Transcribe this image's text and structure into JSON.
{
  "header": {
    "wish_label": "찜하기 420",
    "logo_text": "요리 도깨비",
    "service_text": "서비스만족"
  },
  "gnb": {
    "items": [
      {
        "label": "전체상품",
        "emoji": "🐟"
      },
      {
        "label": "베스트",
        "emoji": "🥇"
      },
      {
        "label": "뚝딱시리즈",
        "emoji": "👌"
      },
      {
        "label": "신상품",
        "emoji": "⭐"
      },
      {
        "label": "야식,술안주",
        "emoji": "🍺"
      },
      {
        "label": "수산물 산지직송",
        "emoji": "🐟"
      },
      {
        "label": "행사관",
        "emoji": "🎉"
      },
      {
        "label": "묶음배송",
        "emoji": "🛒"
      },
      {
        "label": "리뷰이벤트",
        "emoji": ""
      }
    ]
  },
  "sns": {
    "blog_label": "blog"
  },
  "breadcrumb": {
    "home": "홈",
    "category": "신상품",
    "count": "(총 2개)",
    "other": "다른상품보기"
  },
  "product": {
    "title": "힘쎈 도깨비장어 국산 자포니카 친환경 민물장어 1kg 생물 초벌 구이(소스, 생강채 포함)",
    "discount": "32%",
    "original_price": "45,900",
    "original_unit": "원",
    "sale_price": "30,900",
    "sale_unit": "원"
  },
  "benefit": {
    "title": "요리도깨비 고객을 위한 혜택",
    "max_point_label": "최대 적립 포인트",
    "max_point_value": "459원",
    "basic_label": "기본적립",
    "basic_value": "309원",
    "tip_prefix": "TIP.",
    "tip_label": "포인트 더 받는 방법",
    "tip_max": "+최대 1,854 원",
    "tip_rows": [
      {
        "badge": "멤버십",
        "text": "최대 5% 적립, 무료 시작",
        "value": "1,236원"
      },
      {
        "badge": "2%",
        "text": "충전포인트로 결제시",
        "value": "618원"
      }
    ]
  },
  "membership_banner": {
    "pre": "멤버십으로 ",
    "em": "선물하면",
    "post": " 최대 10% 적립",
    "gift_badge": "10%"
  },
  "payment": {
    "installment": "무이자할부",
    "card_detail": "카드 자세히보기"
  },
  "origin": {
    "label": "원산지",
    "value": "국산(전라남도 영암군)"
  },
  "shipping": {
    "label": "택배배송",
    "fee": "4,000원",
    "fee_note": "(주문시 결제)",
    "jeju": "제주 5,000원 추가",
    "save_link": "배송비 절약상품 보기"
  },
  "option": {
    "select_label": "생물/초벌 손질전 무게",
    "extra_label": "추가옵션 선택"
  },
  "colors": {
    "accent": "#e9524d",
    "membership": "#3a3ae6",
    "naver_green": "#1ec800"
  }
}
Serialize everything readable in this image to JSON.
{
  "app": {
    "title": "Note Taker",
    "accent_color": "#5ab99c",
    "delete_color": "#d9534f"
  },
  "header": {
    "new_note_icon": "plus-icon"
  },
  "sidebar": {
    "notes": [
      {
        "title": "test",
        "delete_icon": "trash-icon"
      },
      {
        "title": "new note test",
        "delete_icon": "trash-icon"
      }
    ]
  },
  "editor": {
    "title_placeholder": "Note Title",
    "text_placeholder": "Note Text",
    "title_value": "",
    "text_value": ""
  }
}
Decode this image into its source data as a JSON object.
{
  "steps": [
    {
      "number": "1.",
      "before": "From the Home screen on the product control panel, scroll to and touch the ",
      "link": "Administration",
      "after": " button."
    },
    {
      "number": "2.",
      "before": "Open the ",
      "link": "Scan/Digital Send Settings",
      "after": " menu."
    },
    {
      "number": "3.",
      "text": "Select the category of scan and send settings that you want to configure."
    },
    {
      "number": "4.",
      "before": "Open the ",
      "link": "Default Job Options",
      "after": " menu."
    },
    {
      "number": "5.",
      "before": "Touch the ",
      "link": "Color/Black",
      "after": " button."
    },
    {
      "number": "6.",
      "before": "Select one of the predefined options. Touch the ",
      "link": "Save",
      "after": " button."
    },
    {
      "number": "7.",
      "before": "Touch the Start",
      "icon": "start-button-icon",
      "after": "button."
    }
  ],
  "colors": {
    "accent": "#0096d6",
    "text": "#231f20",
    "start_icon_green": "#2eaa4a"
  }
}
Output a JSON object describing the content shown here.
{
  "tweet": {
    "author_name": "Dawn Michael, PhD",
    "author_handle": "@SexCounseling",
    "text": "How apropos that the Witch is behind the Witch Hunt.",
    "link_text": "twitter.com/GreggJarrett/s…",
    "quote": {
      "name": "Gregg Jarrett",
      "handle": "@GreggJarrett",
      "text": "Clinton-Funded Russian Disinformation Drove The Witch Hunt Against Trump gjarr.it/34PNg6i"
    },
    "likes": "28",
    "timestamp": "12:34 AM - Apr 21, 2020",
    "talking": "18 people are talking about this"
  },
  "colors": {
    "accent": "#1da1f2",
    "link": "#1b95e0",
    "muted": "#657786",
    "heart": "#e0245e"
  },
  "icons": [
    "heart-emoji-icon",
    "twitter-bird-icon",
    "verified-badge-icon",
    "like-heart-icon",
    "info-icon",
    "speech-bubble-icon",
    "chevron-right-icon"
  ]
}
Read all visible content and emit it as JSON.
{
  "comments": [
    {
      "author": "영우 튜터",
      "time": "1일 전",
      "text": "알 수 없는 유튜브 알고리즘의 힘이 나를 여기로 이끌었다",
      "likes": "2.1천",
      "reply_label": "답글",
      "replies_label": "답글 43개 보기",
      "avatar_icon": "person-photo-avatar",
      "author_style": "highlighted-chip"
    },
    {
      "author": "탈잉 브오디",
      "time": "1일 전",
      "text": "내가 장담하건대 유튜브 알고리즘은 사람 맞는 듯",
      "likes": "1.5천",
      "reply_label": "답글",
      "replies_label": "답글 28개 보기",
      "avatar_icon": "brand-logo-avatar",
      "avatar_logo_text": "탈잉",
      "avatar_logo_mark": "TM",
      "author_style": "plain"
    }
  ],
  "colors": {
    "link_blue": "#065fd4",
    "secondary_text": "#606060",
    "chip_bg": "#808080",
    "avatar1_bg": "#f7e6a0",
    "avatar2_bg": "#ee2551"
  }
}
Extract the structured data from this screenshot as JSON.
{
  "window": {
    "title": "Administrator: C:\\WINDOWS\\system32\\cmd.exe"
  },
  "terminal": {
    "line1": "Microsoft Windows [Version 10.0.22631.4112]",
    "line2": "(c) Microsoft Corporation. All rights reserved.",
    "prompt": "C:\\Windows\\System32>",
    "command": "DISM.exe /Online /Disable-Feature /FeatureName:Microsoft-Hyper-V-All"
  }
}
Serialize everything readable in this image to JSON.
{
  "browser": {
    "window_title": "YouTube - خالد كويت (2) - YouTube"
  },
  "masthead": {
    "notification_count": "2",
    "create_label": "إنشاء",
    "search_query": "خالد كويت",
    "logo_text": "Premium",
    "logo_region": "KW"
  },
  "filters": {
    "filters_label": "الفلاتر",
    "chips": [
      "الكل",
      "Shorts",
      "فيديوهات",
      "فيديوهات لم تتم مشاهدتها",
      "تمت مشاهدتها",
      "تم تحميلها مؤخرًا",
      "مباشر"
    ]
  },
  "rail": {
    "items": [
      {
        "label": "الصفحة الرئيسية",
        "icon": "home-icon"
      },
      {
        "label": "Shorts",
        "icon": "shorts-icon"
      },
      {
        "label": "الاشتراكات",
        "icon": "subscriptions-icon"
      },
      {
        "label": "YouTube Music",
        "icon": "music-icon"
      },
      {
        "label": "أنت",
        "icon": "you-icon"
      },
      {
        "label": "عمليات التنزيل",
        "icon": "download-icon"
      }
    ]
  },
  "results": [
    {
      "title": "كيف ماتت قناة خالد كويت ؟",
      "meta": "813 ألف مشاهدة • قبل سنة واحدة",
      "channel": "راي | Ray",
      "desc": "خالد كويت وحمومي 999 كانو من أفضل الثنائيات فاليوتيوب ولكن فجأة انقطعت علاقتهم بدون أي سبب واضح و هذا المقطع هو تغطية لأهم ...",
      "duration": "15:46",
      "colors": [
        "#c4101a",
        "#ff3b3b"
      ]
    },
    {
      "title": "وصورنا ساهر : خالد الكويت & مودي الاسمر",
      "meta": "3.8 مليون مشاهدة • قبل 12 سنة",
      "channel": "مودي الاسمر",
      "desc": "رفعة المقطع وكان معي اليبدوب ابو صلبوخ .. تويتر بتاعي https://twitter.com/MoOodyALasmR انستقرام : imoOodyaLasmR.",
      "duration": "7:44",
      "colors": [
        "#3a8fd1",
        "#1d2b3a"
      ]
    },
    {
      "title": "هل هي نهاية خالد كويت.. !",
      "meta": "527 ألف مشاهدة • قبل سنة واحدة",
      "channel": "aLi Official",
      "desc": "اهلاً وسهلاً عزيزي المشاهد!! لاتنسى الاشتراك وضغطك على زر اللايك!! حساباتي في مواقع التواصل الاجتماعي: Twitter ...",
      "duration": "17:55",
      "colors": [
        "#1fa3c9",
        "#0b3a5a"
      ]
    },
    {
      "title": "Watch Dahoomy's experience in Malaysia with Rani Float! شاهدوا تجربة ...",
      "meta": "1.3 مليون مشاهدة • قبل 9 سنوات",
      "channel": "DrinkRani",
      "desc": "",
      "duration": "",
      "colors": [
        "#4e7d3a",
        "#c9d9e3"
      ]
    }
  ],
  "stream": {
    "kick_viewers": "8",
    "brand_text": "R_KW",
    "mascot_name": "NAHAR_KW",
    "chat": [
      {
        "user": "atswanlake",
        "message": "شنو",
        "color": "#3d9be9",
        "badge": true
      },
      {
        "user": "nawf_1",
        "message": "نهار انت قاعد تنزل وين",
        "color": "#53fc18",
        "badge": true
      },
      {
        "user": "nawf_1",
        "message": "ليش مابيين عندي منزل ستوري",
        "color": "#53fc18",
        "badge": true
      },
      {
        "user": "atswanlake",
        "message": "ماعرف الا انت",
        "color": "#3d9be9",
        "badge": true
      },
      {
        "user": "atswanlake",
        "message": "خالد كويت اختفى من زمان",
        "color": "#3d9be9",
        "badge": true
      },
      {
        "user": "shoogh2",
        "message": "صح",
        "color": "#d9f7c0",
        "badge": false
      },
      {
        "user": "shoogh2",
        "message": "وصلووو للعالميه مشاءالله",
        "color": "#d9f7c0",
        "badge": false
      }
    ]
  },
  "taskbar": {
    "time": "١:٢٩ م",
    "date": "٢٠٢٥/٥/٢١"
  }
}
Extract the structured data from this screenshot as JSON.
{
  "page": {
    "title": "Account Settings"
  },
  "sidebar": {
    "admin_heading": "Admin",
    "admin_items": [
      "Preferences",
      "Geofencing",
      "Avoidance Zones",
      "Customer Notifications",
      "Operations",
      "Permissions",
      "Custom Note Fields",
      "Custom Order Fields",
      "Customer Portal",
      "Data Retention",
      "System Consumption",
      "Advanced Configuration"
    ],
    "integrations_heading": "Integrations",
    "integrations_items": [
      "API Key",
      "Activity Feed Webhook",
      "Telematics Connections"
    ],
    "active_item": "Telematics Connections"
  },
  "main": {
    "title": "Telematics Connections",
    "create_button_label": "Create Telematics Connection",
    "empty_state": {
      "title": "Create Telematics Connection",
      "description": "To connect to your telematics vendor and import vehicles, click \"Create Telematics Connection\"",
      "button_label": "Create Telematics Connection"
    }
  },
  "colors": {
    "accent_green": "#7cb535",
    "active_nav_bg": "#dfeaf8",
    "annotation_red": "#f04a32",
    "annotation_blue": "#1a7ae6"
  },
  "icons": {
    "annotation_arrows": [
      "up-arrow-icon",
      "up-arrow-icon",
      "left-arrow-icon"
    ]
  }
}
# # # # # # #
The task: From the data above, show each line that contains "Witch".

Exercise output:
    "text": "How apropos that the Witch is behind the Witch Hunt.",
      "text": "Clinton-Funded Russian Disinformation Drove The Witch Hunt Against Trump gjarr.it/34PNg6i"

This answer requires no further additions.